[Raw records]
□ □ □ □ □ □ □

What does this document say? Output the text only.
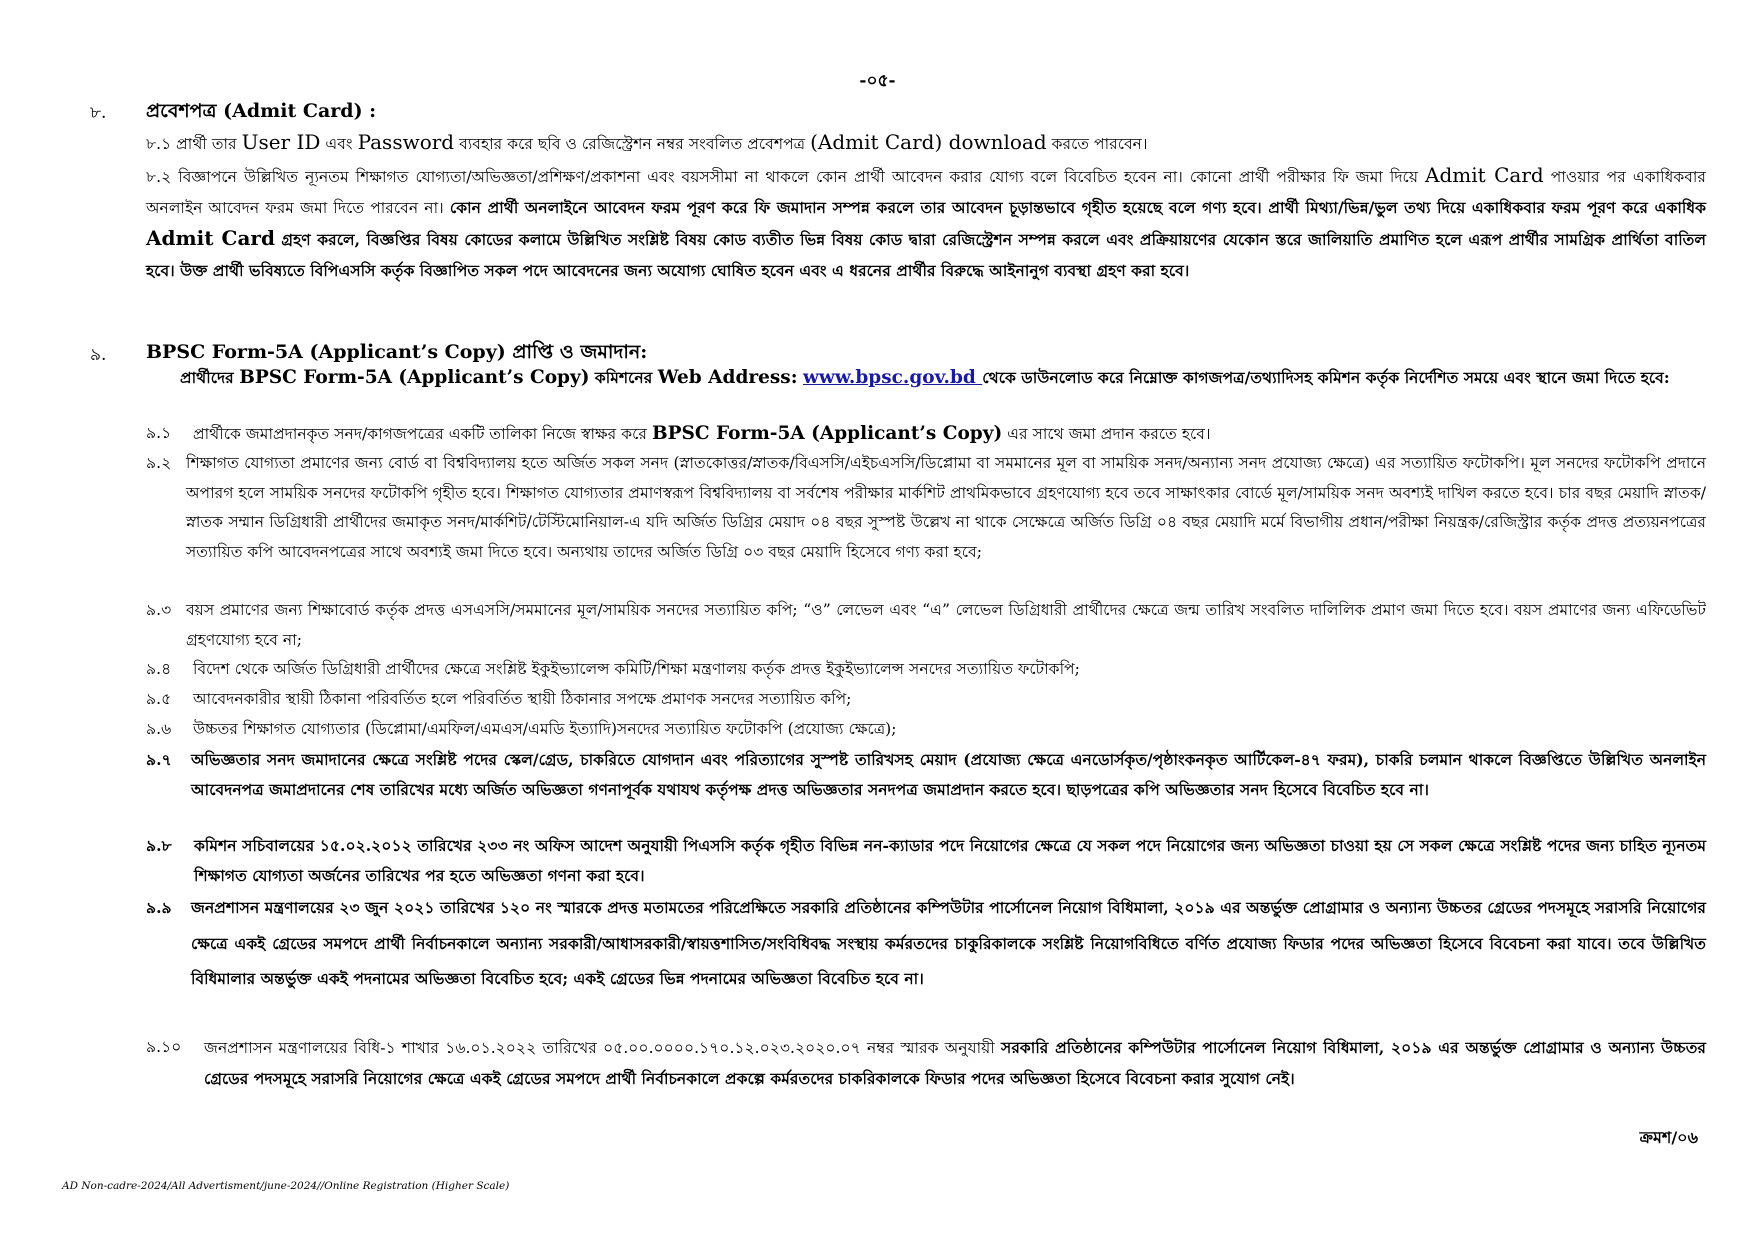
-০৫-
৮. প্রবেশপত্র (Admit Card) :
৮.১ প্রার্থী তার User ID এবং Password ব্যবহার করে ছবি ও রেজিস্ট্রেশন নম্বর সংবলিত প্রবেশপত্র (Admit Card) download করতে পারবেন।
৮.২ বিজ্ঞাপনে উল্লিখিত ন্যূনতম শিক্ষাগত যোগ্যতা/অভিজ্ঞতা/প্রশিক্ষণ/প্রকাশনা এবং বয়সসীমা না থাকলে কোন প্রার্থী আবেদন করার যোগ্য বলে বিবেচিত হবেন না। কোনো প্রার্থী পরীক্ষার ফি জমা দিয়ে Admit Card পাওয়ার পর একাধিকবার অনলাইন আবেদন ফরম জমা দিতে পারবেন না। কোন প্রার্থী অনলাইনে আবেদন ফরম পূরণ করে ফি জমাদান সম্পন্ন করলে তার আবেদন চূড়ান্তভাবে গৃহীত হয়েছে বলে গণ্য হবে। প্রার্থী মিথ্যা/ভিন্ন/ভুল তথ্য দিয়ে একাধিকবার ফরম পূরণ করে একাধিক Admit Card গ্রহণ করলে, বিজ্ঞপ্তির বিষয় কোডের কলামে উল্লিখিত সংশ্লিষ্ট বিষয় কোড ব্যতীত ভিন্ন বিষয় কোড দ্বারা রেজিস্ট্রেশন সম্পন্ন করলে এবং প্রক্রিয়ায়ণের যেকোন স্তরে জালিয়াতি প্রমাণিত হলে এরূপ প্রার্থীর সামগ্রিক প্রার্থিতা বাতিল হবে। উক্ত প্রার্থী ভবিষ্যতে বিপিএসসি কর্তৃক বিজ্ঞাপিত সকল পদে আবেদনের জন্য অযোগ্য ঘোষিত হবেন এবং এ ধরনের প্রার্থীর বিরুদ্ধে আইনানুগ ব্যবস্থা গ্রহণ করা হবে।
৯. BPSC Form-5A (Applicant’s Copy) প্রাপ্তি ও জমাদান:
প্রার্থীদের BPSC Form-5A (Applicant’s Copy) কমিশনের Web Address: www.bpsc.gov.bd থেকে ডাউনলোড করে নিম্নোক্ত কাগজপত্র/তথ্যাদিসহ কমিশন কর্তৃক নির্দেশিত সময়ে এবং স্থানে জমা দিতে হবে:
৯.১	প্রার্থীকে জমাপ্রদানকৃত সনদ/কাগজপত্রের একটি তালিকা নিজে স্বাক্ষর করে BPSC Form-5A (Applicant’s Copy) এর সাথে জমা প্রদান করতে হবে।
৯.২ শিক্ষাগত যোগ্যতা প্রমাণের জন্য বোর্ড বা বিশ্ববিদ্যালয় হতে অর্জিত সকল সনদ (স্নাতকোত্তর/স্নাতক/বিএসসি/এইচএসসি/ডিপ্লোমা বা সমমানের মূল বা সাময়িক সনদ/অন্যান্য সনদ প্রযোজ্য ক্ষেত্রে) এর সত্যায়িত ফটোকপি। মূল সনদের ফটোকপি প্রদানে অপারগ হলে সাময়িক সনদের ফটোকপি গৃহীত হবে। শিক্ষাগত যোগ্যতার প্রমাণস্বরূপ বিশ্ববিদ্যালয় বা সর্বশেষ পরীক্ষার মার্কশিট প্রাথমিকভাবে গ্রহণযোগ্য হবে তবে সাক্ষাৎকার বোর্ডে মূল/সাময়িক সনদ অবশ্যই দাখিল করতে হবে। চার বছর মেয়াদি স্নাতক/স্নাতক সম্মান ডিগ্রিধারী প্রার্থীদের জমাকৃত সনদ/মার্কশিট/টেস্টিমোনিয়াল-এ যদি অর্জিত ডিগ্রির মেয়াদ ০৪ বছর সুস্পষ্ট উল্লেখ না থাকে সেক্ষেত্রে অর্জিত ডিগ্রি ০৪ বছর মেয়াদি মর্মে বিভাগীয় প্রধান/পরীক্ষা নিয়ন্ত্রক/রেজিস্ট্রার কর্তৃক প্রদত্ত প্রত্যয়নপত্রের সত্যায়িত কপি আবেদনপত্রের সাথে অবশ্যই জমা দিতে হবে। অন্যথায় তাদের অর্জিত ডিগ্রি ০৩ বছর মেয়াদি হিসেবে গণ্য করা হবে;
৯.৩ বয়স প্রমাণের জন্য শিক্ষাবোর্ড কর্তৃক প্রদত্ত এসএসসি/সমমানের মূল/সাময়িক সনদের সত্যায়িত কপি; “ও” লেভেল এবং “এ” লেভেল ডিগ্রিধারী প্রার্থীদের ক্ষেত্রে জন্ম তারিখ সংবলিত দালিলিক প্রমাণ জমা দিতে হবে। বয়স প্রমাণের জন্য এফিডেভিট গ্রহণযোগ্য হবে না;
৯.৪	বিদেশ থেকে অর্জিত ডিগ্রিধারী প্রার্থীদের ক্ষেত্রে সংশ্লিষ্ট ইকুইভ্যালেন্স কমিটি/শিক্ষা মন্ত্রণালয় কর্তৃক প্রদত্ত ইকুইভ্যালেন্স সনদের সত্যায়িত ফটোকপি;
৯.৫	আবেদনকারীর স্থায়ী ঠিকানা পরিবর্তিত হলে পরিবর্তিত স্থায়ী ঠিকানার সপক্ষে প্রমাণক সনদের সত্যায়িত কপি;
৯.৬	উচ্চতর শিক্ষাগত যোগ্যতার (ডিপ্লোমা/এমফিল/এমএস/এমডি ইত্যাদি)সনদের সত্যায়িত ফটোকপি (প্রযোজ্য ক্ষেত্রে);
৯.৭	অভিজ্ঞতার সনদ জমাদানের ক্ষেত্রে সংশ্লিষ্ট পদের স্কেল/গ্রেড, চাকরিতে যোগদান এবং পরিত্যাগের সুস্পষ্ট তারিখসহ মেয়াদ (প্রযোজ্য ক্ষেত্রে এনডোর্সকৃত/পৃষ্ঠাংকনকৃত আর্টিকেল-৪৭ ফরম), চাকরি চলমান থাকলে বিজ্ঞপ্তিতে উল্লিখিত অনলাইন আবেদনপত্র জমাপ্রদানের শেষ তারিখের মধ্যে অর্জিত অভিজ্ঞতা গণনাপূর্বক যথাযথ কর্তৃপক্ষ প্রদত্ত অভিজ্ঞতার সনদপত্র জমাপ্রদান করতে হবে। ছাড়পত্রের কপি অভিজ্ঞতার সনদ হিসেবে বিবেচিত হবে না।
৯.৮	কমিশন সচিবালয়ের ১৫.০২.২০১২ তারিখের ২৩৩ নং অফিস আদেশ অনুযায়ী পিএসসি কর্তৃক গৃহীত বিভিন্ন নন-ক্যাডার পদে নিয়োগের ক্ষেত্রে যে সকল পদে নিয়োগের জন্য অভিজ্ঞতা চাওয়া হয় সে সকল ক্ষেত্রে সংশ্লিষ্ট পদের জন্য চাহিত ন্যূনতম শিক্ষাগত যোগ্যতা অর্জনের তারিখের পর হতে অভিজ্ঞতা গণনা করা হবে।
৯.৯	জনপ্রশাসন মন্ত্রণালয়ের ২৩ জুন ২০২১ তারিখের ১২০ নং স্মারকে প্রদত্ত মতামতের পরিপ্রেক্ষিতে সরকারি প্রতিষ্ঠানের কম্পিউটার পার্সোনেল নিয়োগ বিধিমালা, ২০১৯ এর অন্তর্ভুক্ত প্রোগ্রামার ও অন্যান্য উচ্চতর গ্রেডের পদসমূহে সরাসরি নিয়োগের ক্ষেত্রে একই গ্রেডের সমপদে প্রার্থী নির্বাচনকালে অন্যান্য সরকারী/আধাসরকারী/স্বায়ত্তশাসিত/সংবিধিবদ্ধ সংস্থায় কর্মরতদের চাকুরিকালকে সংশ্লিষ্ট নিয়োগবিধিতে বর্ণিত প্রযোজ্য ফিডার পদের অভিজ্ঞতা হিসেবে বিবেচনা করা যাবে। তবে উল্লিখিত বিধিমালার অন্তর্ভুক্ত একই পদনামের অভিজ্ঞতা বিবেচিত হবে; একই গ্রেডের ভিন্ন পদনামের অভিজ্ঞতা বিবেচিত হবে না।
৯.১০	জনপ্রশাসন মন্ত্রণালয়ের বিধি-১ শাখার ১৬.০১.২০২২ তারিখের ০৫.০০.০০০০.১৭০.১২.০২৩.২০২০.০৭ নম্বর স্মারক অনুযায়ী সরকারি প্রতিষ্ঠানের কম্পিউটার পার্সোনেল নিয়োগ বিধিমালা, ২০১৯ এর অন্তর্ভুক্ত প্রোগ্রামার ও অন্যান্য উচ্চতর গ্রেডের পদসমূহে সরাসরি নিয়োগের ক্ষেত্রে একই গ্রেডের সমপদে প্রার্থী নির্বাচনকালে প্রকল্পে কর্মরতদের চাকরিকালকে ফিডার পদের অভিজ্ঞতা হিসেবে বিবেচনা করার সুযোগ নেই।
ক্রমশ/০৬
AD Non-cadre-2024/All Advertisment/june-2024//Online Registration (Higher Scale)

□ □ □ □ □ □ □

*TASK DESCRIPTION*:
Read the entries and pick out all lines that include the word "Copy".

*THE RESPONSE*:
৯. BPSC Form-5A (Applicant’s Copy) প্রাপ্তি ও জমাদান:
প্রার্থীদের BPSC Form-5A (Applicant’s Copy) কমিশনের Web Address: www.bpsc.gov.bd থেকে ডাউনলোড করে নিম্নোক্ত কাগজপত্র/তথ্যাদিসহ কমিশন কর্তৃক নির্দেশিত সময়ে এবং স্থানে জমা দিতে হবে:
৯.১	প্রার্থীকে জমাপ্রদানকৃত সনদ/কাগজপত্রের একটি তালিকা নিজে স্বাক্ষর করে BPSC Form-5A (Applicant’s Copy) এর সাথে জমা প্রদান করতে হবে।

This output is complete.